:: Exercise requirements ::
Write the data out again in full, with no departure from the original.
[BEGIN]
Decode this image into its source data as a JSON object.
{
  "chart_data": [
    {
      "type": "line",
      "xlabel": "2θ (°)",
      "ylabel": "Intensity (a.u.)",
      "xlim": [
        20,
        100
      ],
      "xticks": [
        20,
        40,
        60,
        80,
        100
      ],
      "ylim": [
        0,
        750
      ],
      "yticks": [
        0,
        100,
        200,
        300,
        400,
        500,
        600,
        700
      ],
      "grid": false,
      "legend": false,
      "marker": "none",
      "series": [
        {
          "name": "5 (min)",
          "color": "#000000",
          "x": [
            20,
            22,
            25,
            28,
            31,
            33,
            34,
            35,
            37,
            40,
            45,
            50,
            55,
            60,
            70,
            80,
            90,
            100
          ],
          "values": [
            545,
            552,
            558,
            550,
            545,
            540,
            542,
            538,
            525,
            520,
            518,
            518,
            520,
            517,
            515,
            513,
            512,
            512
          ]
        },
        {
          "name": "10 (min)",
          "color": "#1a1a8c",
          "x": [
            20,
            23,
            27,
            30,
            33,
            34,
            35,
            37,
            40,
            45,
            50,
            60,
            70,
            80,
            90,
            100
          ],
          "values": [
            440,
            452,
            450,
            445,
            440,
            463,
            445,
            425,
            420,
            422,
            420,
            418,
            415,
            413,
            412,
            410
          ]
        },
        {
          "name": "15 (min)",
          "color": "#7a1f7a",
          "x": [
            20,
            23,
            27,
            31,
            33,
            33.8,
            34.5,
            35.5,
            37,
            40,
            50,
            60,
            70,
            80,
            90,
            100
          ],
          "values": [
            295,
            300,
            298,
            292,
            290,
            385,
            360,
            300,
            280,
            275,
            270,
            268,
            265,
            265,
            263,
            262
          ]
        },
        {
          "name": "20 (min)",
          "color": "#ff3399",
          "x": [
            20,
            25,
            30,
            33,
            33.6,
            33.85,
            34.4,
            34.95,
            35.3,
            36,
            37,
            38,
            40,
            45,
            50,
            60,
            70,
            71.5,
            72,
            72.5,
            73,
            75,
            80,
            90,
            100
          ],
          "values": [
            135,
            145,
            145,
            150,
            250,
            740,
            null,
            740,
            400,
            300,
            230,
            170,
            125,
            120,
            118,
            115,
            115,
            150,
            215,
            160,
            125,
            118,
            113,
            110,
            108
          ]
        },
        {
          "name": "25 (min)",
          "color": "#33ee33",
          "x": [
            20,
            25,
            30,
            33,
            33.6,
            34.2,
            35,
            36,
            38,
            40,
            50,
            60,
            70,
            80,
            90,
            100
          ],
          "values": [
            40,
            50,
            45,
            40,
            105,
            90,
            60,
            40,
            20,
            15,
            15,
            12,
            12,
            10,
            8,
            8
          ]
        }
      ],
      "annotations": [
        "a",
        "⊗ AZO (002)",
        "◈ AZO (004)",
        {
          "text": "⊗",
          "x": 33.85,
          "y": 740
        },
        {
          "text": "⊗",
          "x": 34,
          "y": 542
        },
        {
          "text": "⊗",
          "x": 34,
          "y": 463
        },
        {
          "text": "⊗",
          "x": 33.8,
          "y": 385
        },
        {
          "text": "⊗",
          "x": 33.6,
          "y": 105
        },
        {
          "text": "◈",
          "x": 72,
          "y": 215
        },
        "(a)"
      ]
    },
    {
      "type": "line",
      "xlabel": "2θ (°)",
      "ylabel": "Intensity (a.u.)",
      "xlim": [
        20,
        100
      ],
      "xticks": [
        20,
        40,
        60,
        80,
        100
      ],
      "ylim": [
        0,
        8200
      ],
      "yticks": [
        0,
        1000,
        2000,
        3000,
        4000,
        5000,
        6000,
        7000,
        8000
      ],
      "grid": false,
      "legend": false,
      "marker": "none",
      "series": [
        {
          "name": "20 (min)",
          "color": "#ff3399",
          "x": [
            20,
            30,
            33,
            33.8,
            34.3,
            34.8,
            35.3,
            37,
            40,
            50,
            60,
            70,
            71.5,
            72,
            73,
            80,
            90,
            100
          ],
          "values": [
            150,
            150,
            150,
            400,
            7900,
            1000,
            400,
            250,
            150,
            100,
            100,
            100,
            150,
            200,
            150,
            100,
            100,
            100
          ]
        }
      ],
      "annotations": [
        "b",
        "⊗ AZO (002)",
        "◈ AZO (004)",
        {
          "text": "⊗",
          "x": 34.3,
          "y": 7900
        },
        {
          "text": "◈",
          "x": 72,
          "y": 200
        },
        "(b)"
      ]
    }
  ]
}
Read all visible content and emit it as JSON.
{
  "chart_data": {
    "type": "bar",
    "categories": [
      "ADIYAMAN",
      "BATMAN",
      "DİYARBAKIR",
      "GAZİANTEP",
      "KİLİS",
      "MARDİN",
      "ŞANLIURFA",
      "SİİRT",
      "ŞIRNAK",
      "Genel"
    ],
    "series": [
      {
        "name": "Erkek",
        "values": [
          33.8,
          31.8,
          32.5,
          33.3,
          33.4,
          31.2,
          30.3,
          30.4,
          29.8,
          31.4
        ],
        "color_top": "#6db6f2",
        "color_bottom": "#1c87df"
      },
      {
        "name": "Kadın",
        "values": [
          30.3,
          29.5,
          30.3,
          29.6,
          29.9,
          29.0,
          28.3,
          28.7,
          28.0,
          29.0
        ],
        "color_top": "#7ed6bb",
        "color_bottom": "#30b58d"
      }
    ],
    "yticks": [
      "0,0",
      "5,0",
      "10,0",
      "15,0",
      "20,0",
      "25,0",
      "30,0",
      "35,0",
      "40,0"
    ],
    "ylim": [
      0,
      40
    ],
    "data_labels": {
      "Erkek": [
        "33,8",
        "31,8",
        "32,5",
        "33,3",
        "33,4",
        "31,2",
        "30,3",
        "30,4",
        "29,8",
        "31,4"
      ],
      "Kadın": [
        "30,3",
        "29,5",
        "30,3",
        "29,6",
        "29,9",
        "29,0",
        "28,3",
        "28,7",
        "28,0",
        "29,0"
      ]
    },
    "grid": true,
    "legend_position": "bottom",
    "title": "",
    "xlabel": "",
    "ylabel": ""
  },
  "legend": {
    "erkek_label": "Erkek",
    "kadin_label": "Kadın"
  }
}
[END]
:: Worked solution ::
Decode this image into its source data as a JSON object.
{
  "chart_data": [
    {
      "type": "line",
      "xlabel": "2θ (°)",
      "ylabel": "Intensity (a.u.)",
      "xlim": [
        20,
        100
      ],
      "xticks": [
        20,
        40,
        60,
        80,
        100
      ],
      "ylim": [
        0,
        750
      ],
      "yticks": [
        0,
        100,
        200,
        300,
        400,
        500,
        600,
        700
      ],
      "grid": false,
      "legend": false,
      "marker": "none",
      "series": [
        {
          "name": "5 (min)",
          "color": "#000000",
          "x": [
            20,
            22,
            25,
            28,
            31,
            33,
            34,
            35,
            37,
            40,
            45,
            50,
            55,
            60,
            70,
            80,
            90,
            100
          ],
          "values": [
            545,
            552,
            558,
            550,
            545,
            540,
            542,
            538,
            525,
            520,
            518,
            518,
            520,
            517,
            515,
            513,
            512,
            512
          ]
        },
        {
          "name": "10 (min)",
          "color": "#1a1a8c",
          "x": [
            20,
            23,
            27,
            30,
            33,
            34,
            35,
            37,
            40,
            45,
            50,
            60,
            70,
            80,
            90,
            100
          ],
          "values": [
            440,
            452,
            450,
            445,
            440,
            463,
            445,
            425,
            420,
            422,
            420,
            418,
            415,
            413,
            412,
            410
          ]
        },
        {
          "name": "15 (min)",
          "color": "#7a1f7a",
          "x": [
            20,
            23,
            27,
            31,
            33,
            33.8,
            34.5,
            35.5,
            37,
            40,
            50,
            60,
            70,
            80,
            90,
            100
          ],
          "values": [
            295,
            300,
            298,
            292,
            290,
            385,
            360,
            300,
            280,
            275,
            270,
            268,
            265,
            265,
            263,
            262
          ]
        },
        {
          "name": "20 (min)",
          "color": "#ff3399",
          "x": [
            20,
            25,
            30,
            33,
            33.6,
            33.85,
            34.4,
            34.95,
            35.3,
            36,
            37,
            38,
            40,
            45,
            50,
            60,
            70,
            71.5,
            72,
            72.5,
            73,
            75,
            80,
            90,
            100
          ],
          "values": [
            135,
            145,
            145,
            150,
            250,
            740,
            null,
            740,
            400,
            300,
            230,
            170,
            125,
            120,
            118,
            115,
            115,
            150,
            215,
            160,
            125,
            118,
            113,
            110,
            108
          ]
        },
        {
          "name": "25 (min)",
          "color": "#33ee33",
          "x": [
            20,
            25,
            30,
            33,
            33.6,
            34.2,
            35,
            36,
            38,
            40,
            50,
            60,
            70,
            80,
            90,
            100
          ],
          "values": [
            40,
            50,
            45,
            40,
            105,
            90,
            60,
            40,
            20,
            15,
            15,
            12,
            12,
            10,
            8,
            8
          ]
        }
      ],
      "annotations": [
        "a",
        "⊗ AZO (002)",
        "◈ AZO (004)",
        {
          "text": "⊗",
          "x": 33.85,
          "y": 740
        },
        {
          "text": "⊗",
          "x": 34,
          "y": 542
        },
        {
          "text": "⊗",
          "x": 34,
          "y": 463
        },
        {
          "text": "⊗",
          "x": 33.8,
          "y": 385
        },
        {
          "text": "⊗",
          "x": 33.6,
          "y": 105
        },
        {
          "text": "◈",
          "x": 72,
          "y": 215
        },
        "(a)"
      ]
    },
    {
      "type": "line",
      "xlabel": "2θ (°)",
      "ylabel": "Intensity (a.u.)",
      "xlim": [
        20,
        100
      ],
      "xticks": [
        20,
        40,
        60,
        80,
        100
      ],
      "ylim": [
        0,
        8200
      ],
      "yticks": [
        0,
        1000,
        2000,
        3000,
        4000,
        5000,
        6000,
        7000,
        8000
      ],
      "grid": false,
      "legend": false,
      "marker": "none",
      "series": [
        {
          "name": "20 (min)",
          "color": "#ff3399",
          "x": [
            20,
            30,
            33,
            33.8,
            34.3,
            34.8,
            35.3,
            37,
            40,
            50,
            60,
            70,
            71.5,
            72,
            73,
            80,
            90,
            100
          ],
          "values": [
            150,
            150,
            150,
            400,
            7900,
            1000,
            400,
            250,
            150,
            100,
            100,
            100,
            150,
            200,
            150,
            100,
            100,
            100
          ]
        }
      ],
      "annotations": [
        "b",
        "⊗ AZO (002)",
        "◈ AZO (004)",
        {
          "text": "⊗",
          "x": 34.3,
          "y": 7900
        },
        {
          "text": "◈",
          "x": 72,
          "y": 200
        },
        "(b)"
      ]
    }
  ]
}
Read all visible content and emit it as JSON.
{
  "chart_data": {
    "type": "bar",
    "categories": [
      "ADIYAMAN",
      "BATMAN",
      "DİYARBAKIR",
      "GAZİANTEP",
      "KİLİS",
      "MARDİN",
      "ŞANLIURFA",
      "SİİRT",
      "ŞIRNAK",
      "Genel"
    ],
    "series": [
      {
        "name": "Erkek",
        "values": [
          33.8,
          31.8,
          32.5,
          33.3,
          33.4,
          31.2,
          30.3,
          30.4,
          29.8,
          31.4
        ],
        "color_top": "#6db6f2",
        "color_bottom": "#1c87df"
      },
      {
        "name": "Kadın",
        "values": [
          30.3,
          29.5,
          30.3,
          29.6,
          29.9,
          29.0,
          28.3,
          28.7,
          28.0,
          29.0
        ],
        "color_top": "#7ed6bb",
        "color_bottom": "#30b58d"
      }
    ],
    "yticks": [
      "0,0",
      "5,0",
      "10,0",
      "15,0",
      "20,0",
      "25,0",
      "30,0",
      "35,0",
      "40,0"
    ],
    "ylim": [
      0,
      40
    ],
    "data_labels": {
      "Erkek": [
        "33,8",
        "31,8",
        "32,5",
        "33,3",
        "33,4",
        "31,2",
        "30,3",
        "30,4",
        "29,8",
        "31,4"
      ],
      "Kadın": [
        "30,3",
        "29,5",
        "30,3",
        "29,6",
        "29,9",
        "29,0",
        "28,3",
        "28,7",
        "28,0",
        "29,0"
      ]
    },
    "grid": true,
    "legend_position": "bottom",
    "title": "",
    "xlabel": "",
    "ylabel": ""
  },
  "legend": {
    "erkek_label": "Erkek",
    "kadin_label": "Kadın"
  }
}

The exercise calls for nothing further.